EXCERPT —

There’s No Place Like Home

Almost every movie lover will recognize the title of this post comes from the classic movie, The Wizard of Oz.[i] I have thought a lot about home the last few weeks as my wife and I moved out of our dream home into a one-bedroom apartment. We went from this:

Carlisle 2

And this:

Carlisle 1

To this:


I don’t own any ruby slippers, but I have wished several times since the move I could click my heels three times and return to that dream home. But upon further reflection, I realize, even though our little apartment has less than 800 square feet, it has everything I need: food, shelter, clothing, air conditioning(!), and more importantly, a spouse who loves me unconditionally and other family members and friends close by.

So why did we leave our beautiful home for a small one bedroom apartment? Someone once quipped, “Home is where the mortgage is.” But we didn’t move because we couldn’t make the mortgage payments. As far as I know, my job is secure – at least for another year. My company recently announced it was moving its offices from Fort Worth to Houston next summer. That is another good reason for me to retire when that move occurs. Instead of moving to Houston, we hope to build a new, but smaller, dream home closer to most of our adult children and grandchildren. So there is some method in our madness.

My decision to move was entirely my own choice. Most of my fellow employees, however, are not so lucky. The company announcement has caused a lot of angst around the office, as my fellow employees must decide if they want to leave their current homes to keep their current jobs and create a new home in Houston. Notice I didn’t say “find” a new home, as I believe homes are more than just brick and mortar. A home, where we feel love and acceptance and hopefully safety, is created by the people living in it. Kendal Rob said it this way: “Home is where you go to find solace from the ever changing chaos, to find love within the confines of a heartless world, and to be reminded that no matter how far you wander, there will always be something [or someone] waiting when you return.” That is pretty much how Dorothy felt in The Wizard of Oz,[ii] when she makes it back to Kansas:

Movies often center around the home, and some of the best ones, like The Wizard of Oz, focus on finding a way to get back home, or, if we can’t get there immediately, at least making some kind of contact with those at home. Who doesn’t remember this scene from E.T. the Extra-Terrestrial:[iii]

George A. Moore said, “A man travels the world over in search of what he needs and returns home to find it.” I enjoy traveling to fun places, but I must admit that usually the best part of any trip for me is returning home. There is no better way to appreciate our homes than to be away from them for a while. But it’s not the house that I miss as much as the home. When I drive by houses I used to live in, I am often reminded of some great memories and experiences I had there, but the feelings of love, comfort and safety I experienced while living there have moved along with me, turning that prior home into just a house again – at least to me. Anyone can build a house, but love is the most important ingredient in building a home.

LISTED RECORDS —
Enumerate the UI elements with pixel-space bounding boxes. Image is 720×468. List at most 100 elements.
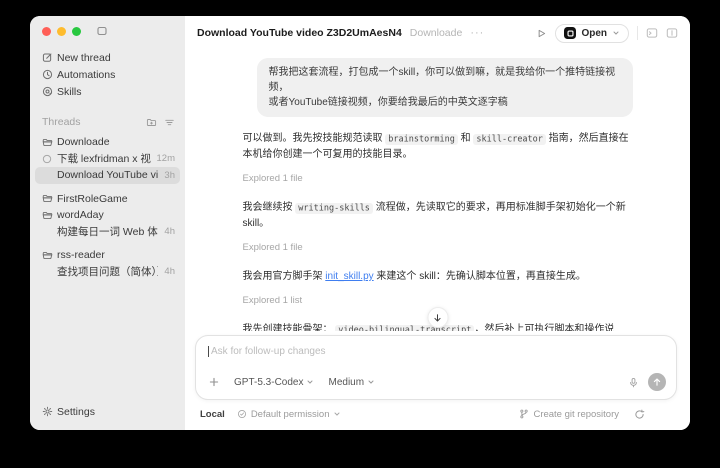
folder-icon [42, 137, 57, 148]
assistant-message: 我会用官方脚手架 init_skill.py 来建这个 skill：先确认脚本位… [242, 271, 586, 282]
threads-header-label: Threads [42, 116, 81, 128]
composer: Ask for follow-up changes GPT-5.3-Codex … [195, 335, 677, 400]
filter-icon[interactable] [164, 117, 175, 128]
sidebar-item-skills[interactable]: Skills [30, 83, 185, 100]
app-logo-icon [564, 27, 577, 39]
explored-status: Explored 1 file [242, 173, 303, 184]
thread-label: 构建每日一词 Web 体验}") ???... [57, 226, 158, 239]
refresh-icon[interactable] [634, 409, 645, 420]
thread-item-find-issues[interactable]: 查找项目问题（简体）】</cod... 4h [35, 264, 180, 281]
gear-icon [42, 406, 57, 417]
thread-title: Download YouTube video Z3D2UmAesN4 [197, 27, 402, 39]
sidebar-collapse-icon[interactable] [97, 26, 107, 36]
chevron-down-icon [333, 410, 341, 418]
compose-icon [42, 52, 57, 63]
window-controls [30, 25, 185, 37]
explored-status: Explored 1 list [242, 295, 303, 306]
permission-label: Default permission [250, 408, 330, 420]
model-selector[interactable]: GPT-5.3-Codex [234, 377, 314, 388]
sidebar-item-label: Automations [57, 68, 116, 81]
thread-item-download-youtube-video[interactable]: Download YouTube video Z3... 3h [35, 167, 180, 184]
more-menu-icon[interactable]: ··· [470, 27, 484, 39]
inline-code: skill-creator [473, 133, 546, 145]
panel-toggle-icon[interactable] [666, 27, 678, 39]
create-git-repo-button[interactable]: Create git repository [519, 409, 619, 420]
threads-section-header: Threads [30, 114, 185, 130]
open-button-label: Open [581, 27, 607, 39]
inline-code: writing-skills [295, 202, 373, 214]
new-folder-icon[interactable] [146, 117, 157, 128]
assistant-message: 可以做到。我先按技能规范读取 brainstorming 和 skill-cre… [242, 133, 629, 160]
sidebar-item-label: Skills [57, 85, 82, 98]
permission-selector[interactable]: Default permission [237, 409, 342, 420]
thread-label: Downloade [57, 136, 110, 149]
create-git-repo-label: Create git repository [533, 408, 619, 420]
terminal-icon[interactable] [646, 27, 658, 39]
text-caret [208, 346, 209, 357]
progress-circle-icon [42, 154, 57, 164]
effort-label: Medium [328, 376, 365, 388]
input-placeholder: Ask for follow-up changes [211, 346, 326, 357]
sidebar-item-new-thread[interactable]: New thread [30, 49, 185, 66]
sidebar-item-settings[interactable]: Settings [30, 403, 185, 420]
thread-label: wordAday [57, 209, 104, 222]
conversation-area[interactable]: 帮我把这套流程，打包成一个skill，你可以做到嘛，就是我给你一个推特链接视频，… [185, 50, 690, 331]
settings-label: Settings [57, 405, 95, 418]
thread-item-rss-reader[interactable]: rss-reader [35, 247, 180, 264]
thread-item-lexfridman[interactable]: 下载 lexfridman x 视频 12m [35, 151, 180, 168]
effort-selector[interactable]: Medium [328, 377, 375, 388]
permission-icon [237, 409, 247, 419]
thread-time: 12m [156, 153, 175, 165]
thread-item-word-web[interactable]: 构建每日一词 Web 体验}") ???... 4h [35, 224, 180, 241]
thread-item-firstrolegame[interactable]: FirstRoleGame [35, 191, 180, 208]
sidebar-item-label: New thread [57, 51, 111, 64]
folder-icon [42, 210, 57, 221]
chevron-down-icon [612, 29, 620, 37]
inline-code: brainstorming [385, 133, 458, 145]
folder-icon [42, 250, 57, 261]
send-button[interactable] [648, 373, 666, 391]
thread-item-wordaday[interactable]: wordAday [35, 207, 180, 224]
sidebar: New thread Automations Skills Threads Do… [30, 16, 185, 430]
chevron-down-icon [306, 378, 314, 386]
thread-label: 查找项目问题（简体）】</cod... [57, 266, 158, 279]
attach-plus-icon[interactable] [208, 376, 220, 388]
thread-item-downloade[interactable]: Downloade [35, 134, 180, 151]
close-window-button[interactable] [42, 26, 51, 36]
run-icon[interactable] [536, 28, 547, 39]
message-input[interactable]: Ask for follow-up changes [208, 345, 666, 358]
assistant-message: 我会继续按 writing-skills 流程做，先读取它的要求，再用标准脚手架… [242, 202, 626, 229]
chevron-down-icon [367, 378, 375, 386]
user-message: 帮我把这套流程，打包成一个skill，你可以做到嘛，就是我给你一个推特链接视频，… [256, 58, 633, 117]
status-bar: Local Default permission Create git repo… [197, 405, 645, 423]
thread-time: 4h [164, 266, 175, 278]
folder-icon [42, 193, 57, 204]
open-button[interactable]: Open [555, 23, 629, 43]
local-badge: Local [200, 408, 225, 420]
thread-time: 4h [164, 226, 175, 238]
inline-code: video-bilingual-transcript [335, 324, 475, 331]
zoom-window-button[interactable] [72, 26, 81, 36]
thread-time: 3h [164, 169, 175, 181]
thread-header: Download YouTube video Z3D2UmAesN4 Downl… [185, 16, 690, 50]
model-label: GPT-5.3-Codex [234, 376, 304, 388]
mic-icon[interactable] [628, 377, 639, 388]
main-panel: Download YouTube video Z3D2UmAesN4 Downl… [185, 16, 690, 430]
thread-label: 下载 lexfridman x 视频 [57, 153, 151, 166]
thread-label: FirstRoleGame [57, 192, 128, 205]
thread-label: rss-reader [57, 249, 105, 262]
minimize-window-button[interactable] [57, 26, 66, 36]
app-window: New thread Automations Skills Threads Do… [30, 16, 690, 430]
user-message-line: 或者YouTube链接视频，你要给我最后的中英文逐字稿 [268, 97, 508, 108]
thread-label: Download YouTube video Z3... [57, 169, 159, 182]
scroll-to-bottom-button[interactable] [427, 307, 448, 328]
thread-project: Downloade [409, 27, 463, 39]
file-link[interactable]: init_skill.py [325, 271, 373, 282]
skills-icon [42, 86, 57, 97]
user-message-line: 帮我把这套流程，打包成一个skill，你可以做到嘛，就是我给你一个推特链接视频， [268, 67, 616, 93]
clock-icon [42, 69, 57, 80]
sidebar-item-automations[interactable]: Automations [30, 66, 185, 83]
git-branch-icon [519, 409, 529, 419]
explored-status: Explored 1 file [242, 242, 303, 253]
header-divider [637, 26, 638, 40]
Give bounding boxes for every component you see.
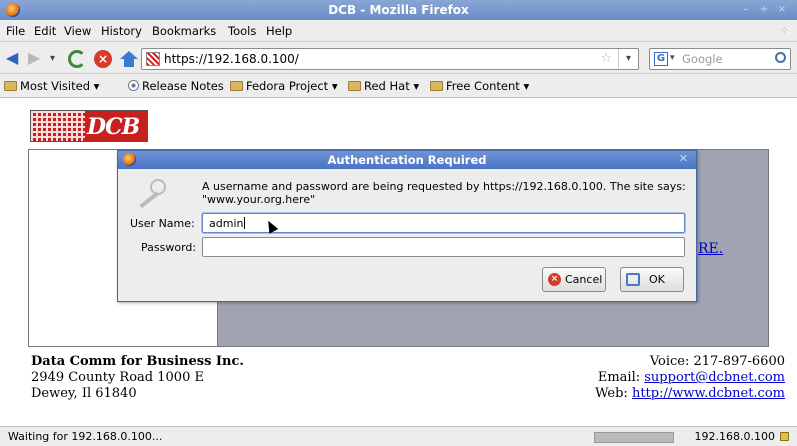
web-line: Web: http://www.dcbnet.com (595, 386, 785, 402)
dialog-title: Authentication Required (327, 153, 487, 167)
menu-edit[interactable]: Edit (34, 24, 56, 38)
cancel-icon: × (548, 273, 561, 286)
bookmark-label: Fedora Project (246, 79, 329, 93)
url-text[interactable]: https://192.168.0.100/ (164, 52, 299, 66)
email-line: Email: support@dcbnet.com (595, 370, 785, 386)
dialog-message: A username and password are being reques… (202, 180, 686, 206)
status-text: Waiting for 192.168.0.100... (8, 430, 163, 443)
status-host[interactable]: 192.168.0.100 (695, 430, 775, 443)
footer-contact: Voice: 217-897-6600 Email: support@dcbne… (595, 354, 785, 402)
url-dropdown-icon[interactable]: ▾ (618, 49, 638, 69)
bookmark-label: Red Hat (364, 79, 410, 93)
ok-icon (626, 273, 640, 286)
window-titlebar: DCB - Mozilla Firefox – + × (0, 0, 797, 20)
bookmark-release-notes[interactable]: Release Notes (128, 79, 224, 93)
text-caret (244, 217, 246, 229)
navigation-toolbar: ◀ ▶ ▾ × https://192.168.0.100/ ☆ ▾ G ▾ G… (0, 42, 797, 74)
window-title: DCB - Mozilla Firefox (328, 3, 469, 17)
menu-history[interactable]: History (101, 24, 142, 38)
bookmarks-toolbar: Most Visited ▾ Release Notes Fedora Proj… (0, 74, 797, 98)
cancel-button[interactable]: × Cancel (542, 267, 606, 292)
folder-icon (348, 81, 361, 91)
engine-dropdown-icon[interactable]: ▾ (670, 53, 675, 63)
bookmark-label: Most Visited (20, 79, 90, 93)
reload-icon[interactable] (68, 50, 86, 68)
search-placeholder[interactable]: Google (682, 52, 723, 66)
dialog-titlebar: Authentication Required ✕ (118, 151, 696, 169)
back-arrow-icon[interactable]: ◀ (6, 50, 24, 68)
menu-bookmarks[interactable]: Bookmarks (152, 24, 216, 38)
bookmark-label: Free Content (446, 79, 520, 93)
address-line-2: Dewey, Il 61840 (31, 386, 137, 401)
google-engine-icon[interactable]: G (654, 52, 668, 66)
dcb-logo[interactable]: DCB (30, 110, 148, 142)
dialog-close-icon[interactable]: ✕ (679, 152, 688, 165)
folder-icon (230, 81, 243, 91)
stop-icon[interactable]: × (94, 50, 112, 68)
loading-progress-bar (594, 432, 674, 443)
voice-line: Voice: 217-897-6600 (649, 354, 785, 369)
logo-dot-pattern (31, 111, 85, 141)
rss-feed-icon (128, 80, 139, 91)
logo-text: DCB (87, 114, 140, 140)
menu-help[interactable]: Help (266, 24, 292, 38)
username-value: admin (209, 217, 244, 230)
history-dropdown-icon[interactable]: ▾ (50, 53, 68, 71)
menu-tools[interactable]: Tools (228, 24, 256, 38)
menu-bar: File Edit View History Bookmarks Tools H… (0, 20, 797, 42)
close-window-icon[interactable]: × (775, 3, 789, 17)
page-link-partial[interactable]: RE. (698, 241, 723, 257)
throbber-icon: ⁘ (779, 24, 789, 37)
ssl-lock-icon[interactable] (780, 432, 789, 441)
menu-file[interactable]: File (6, 24, 25, 38)
password-label: Password: (141, 241, 197, 254)
ok-button[interactable]: OK (620, 267, 684, 292)
bookmark-free-content[interactable]: Free Content ▾ (430, 79, 529, 93)
home-icon-base[interactable] (124, 59, 134, 67)
address-line-1: 2949 County Road 1000 E (31, 370, 204, 385)
menu-view[interactable]: View (64, 24, 91, 38)
cancel-label: Cancel (565, 273, 603, 286)
bookmark-fedora-project[interactable]: Fedora Project ▾ (230, 79, 338, 93)
username-label: User Name: (130, 217, 195, 230)
web-link[interactable]: http://www.dcbnet.com (632, 386, 785, 401)
minimize-icon[interactable]: – (739, 3, 753, 17)
folder-icon (4, 81, 17, 91)
authentication-dialog: Authentication Required ✕ A username and… (117, 150, 697, 302)
key-shaft (139, 191, 160, 209)
search-icon[interactable] (775, 52, 786, 63)
status-bar: Waiting for 192.168.0.100... 192.168.0.1… (0, 426, 797, 446)
bookmark-most-visited[interactable]: Most Visited ▾ (4, 79, 99, 93)
bookmark-star-icon[interactable]: ☆ (600, 51, 612, 66)
ok-label: OK (649, 273, 665, 286)
footer-address: Data Comm for Business Inc. 2949 County … (31, 354, 244, 402)
folder-icon (430, 81, 443, 91)
company-name: Data Comm for Business Inc. (31, 354, 244, 369)
email-label: Email: (597, 370, 645, 385)
email-link[interactable]: support@dcbnet.com (644, 370, 785, 385)
web-label: Web: (595, 386, 632, 401)
url-bar[interactable]: https://192.168.0.100/ ☆ ▾ (141, 48, 639, 70)
key-icon (132, 179, 166, 209)
site-favicon-icon (146, 52, 160, 66)
home-icon[interactable] (120, 51, 138, 59)
search-bar[interactable]: G ▾ Google (649, 48, 791, 70)
bookmark-label: Release Notes (142, 79, 224, 93)
forward-arrow-icon[interactable]: ▶ (28, 50, 46, 68)
maximize-icon[interactable]: + (757, 3, 771, 17)
bookmark-red-hat[interactable]: Red Hat ▾ (348, 79, 419, 93)
password-input[interactable] (202, 237, 685, 257)
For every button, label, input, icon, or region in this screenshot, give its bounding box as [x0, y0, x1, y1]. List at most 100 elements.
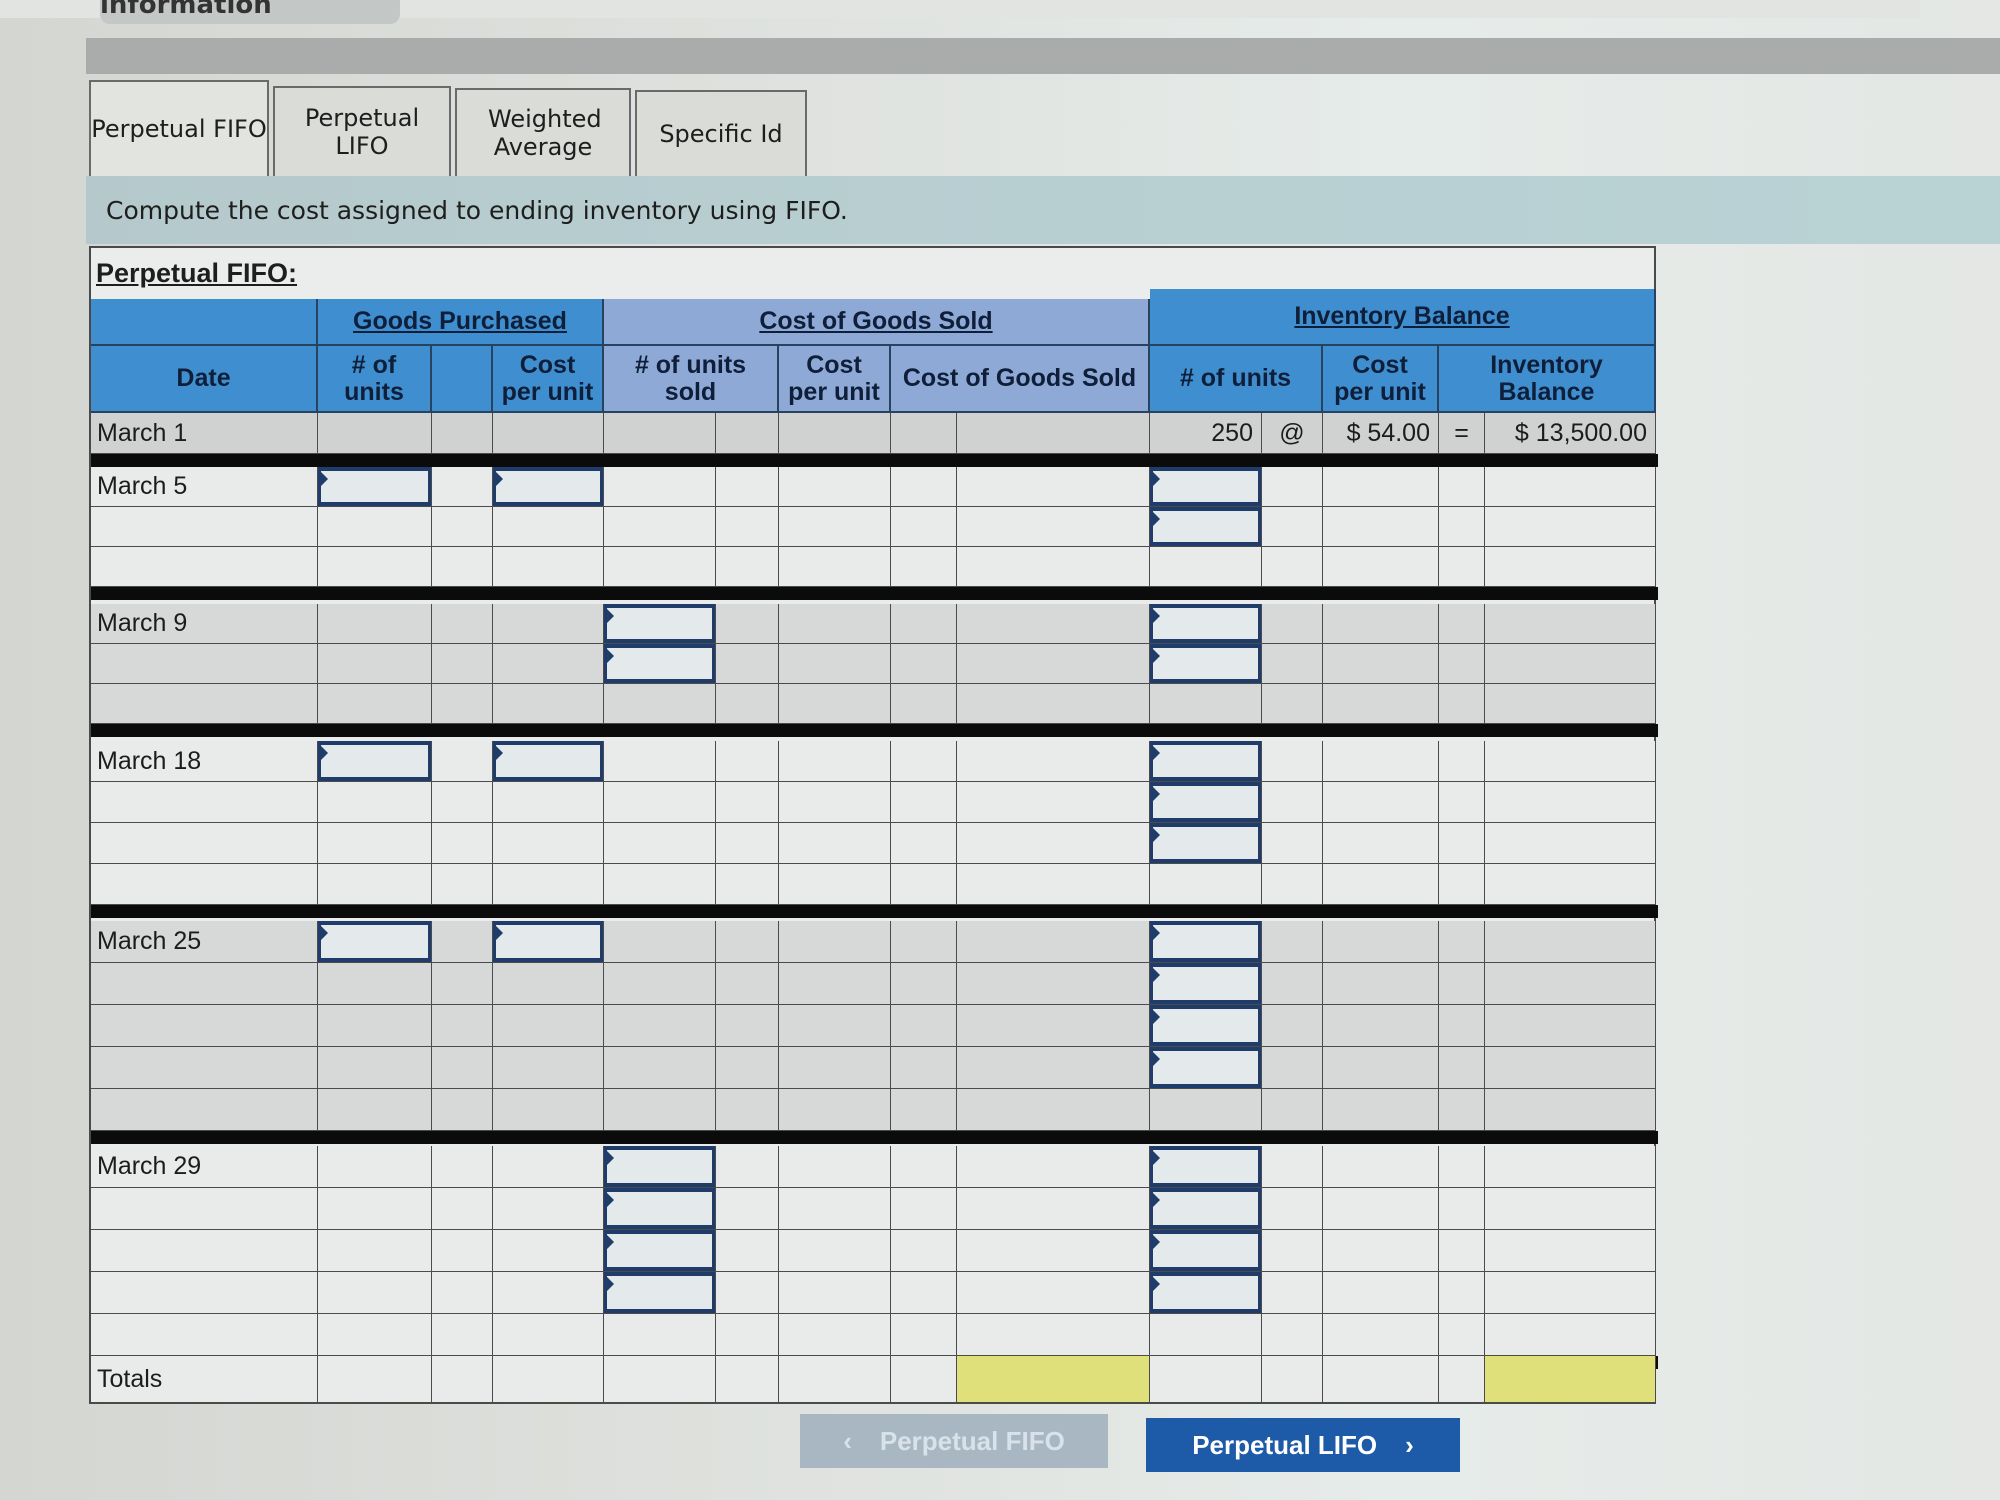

WORK TO BE COMPLETED —
Pick up the blog post about leaving a dream home and what makes a home, writing on from its last sentence.

OUTPUT FOR THIS TASK —
Many people have left home because they felt no love there. And without that feeling of love, all other pleasures of a house are largely meaningless. I recently saw the movie, The Glass Castle,[iv] based on the memoirs of Jeannette Walls, growing up in a dysfunctional family. I was interested in seeing it particularly because I had read the book upon which it is based. Here is a scene from the movie where the family moves into a “new” house, which is a lot nicer (believe it or not) than many of the other houses they had previously lived in:

The movie does not do justice to the abuse the parents put their children through, forcing them to live in places that had no running water or indoor plumbing. But even in such squalor, there were times when love among the family was felt, especially among the four children who had to band together just to survive.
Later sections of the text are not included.